Task details >>
Can you quote the records below in full, word for word?

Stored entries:
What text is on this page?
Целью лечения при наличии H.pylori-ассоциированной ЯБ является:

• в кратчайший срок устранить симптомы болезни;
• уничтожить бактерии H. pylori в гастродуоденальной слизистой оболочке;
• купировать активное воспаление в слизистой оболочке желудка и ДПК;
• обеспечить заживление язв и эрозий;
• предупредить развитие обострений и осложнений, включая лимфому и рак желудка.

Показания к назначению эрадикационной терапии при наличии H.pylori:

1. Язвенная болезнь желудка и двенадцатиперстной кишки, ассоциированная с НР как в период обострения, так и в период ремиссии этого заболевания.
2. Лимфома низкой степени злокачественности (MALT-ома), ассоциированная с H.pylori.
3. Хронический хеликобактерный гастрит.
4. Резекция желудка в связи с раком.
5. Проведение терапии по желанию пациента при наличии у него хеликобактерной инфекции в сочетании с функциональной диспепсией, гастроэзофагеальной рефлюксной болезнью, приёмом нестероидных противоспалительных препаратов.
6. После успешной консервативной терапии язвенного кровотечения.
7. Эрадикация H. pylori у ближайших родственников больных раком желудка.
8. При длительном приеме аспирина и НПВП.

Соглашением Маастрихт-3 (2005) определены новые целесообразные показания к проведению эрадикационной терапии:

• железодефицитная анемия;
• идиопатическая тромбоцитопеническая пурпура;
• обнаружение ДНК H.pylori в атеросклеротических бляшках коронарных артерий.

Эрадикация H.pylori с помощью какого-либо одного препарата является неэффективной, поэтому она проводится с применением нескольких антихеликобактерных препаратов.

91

Full output >>
What text is on this page?
Целью лечения при наличии H.pylori-ассоциированной ЯБ является:

• в кратчайший срок устранить симптомы болезни;
• уничтожить бактерии H. pylori в гастродуоденальной слизистой оболочке;
• купировать активное воспаление в слизистой оболочке желудка и ДПК;
• обеспечить заживление язв и эрозий;
• предупредить развитие обострений и осложнений, включая лимфому и рак желудка.

Показания к назначению эрадикационной терапии при наличии H.pylori:

1. Язвенная болезнь желудка и двенадцатиперстной кишки, ассоциированная с НР как в период обострения, так и в период ремиссии этого заболевания.
2. Лимфома низкой степени злокачественности (MALT-ома), ассоциированная с H.pylori.
3. Хронический хеликобактерный гастрит.
4. Резекция желудка в связи с раком.
5. Проведение терапии по желанию пациента при наличии у него хеликобактерной инфекции в сочетании с функциональной диспепсией, гастроэзофагеальной рефлюксной болезнью, приёмом нестероидных противоспалительных препаратов.
6. После успешной консервативной терапии язвенного кровотечения.
7. Эрадикация H. pylori у ближайших родственников больных раком желудка.
8. При длительном приеме аспирина и НПВП.

Соглашением Маастрихт-3 (2005) определены новые целесообразные показания к проведению эрадикационной терапии:

• железодефицитная анемия;
• идиопатическая тромбоцитопеническая пурпура;
• обнаружение ДНК H.pylori в атеросклеротических бляшках коронарных артерий.

Эрадикация H.pylori с помощью какого-либо одного препарата является неэффективной, поэтому она проводится с применением нескольких антихеликобактерных препаратов.

91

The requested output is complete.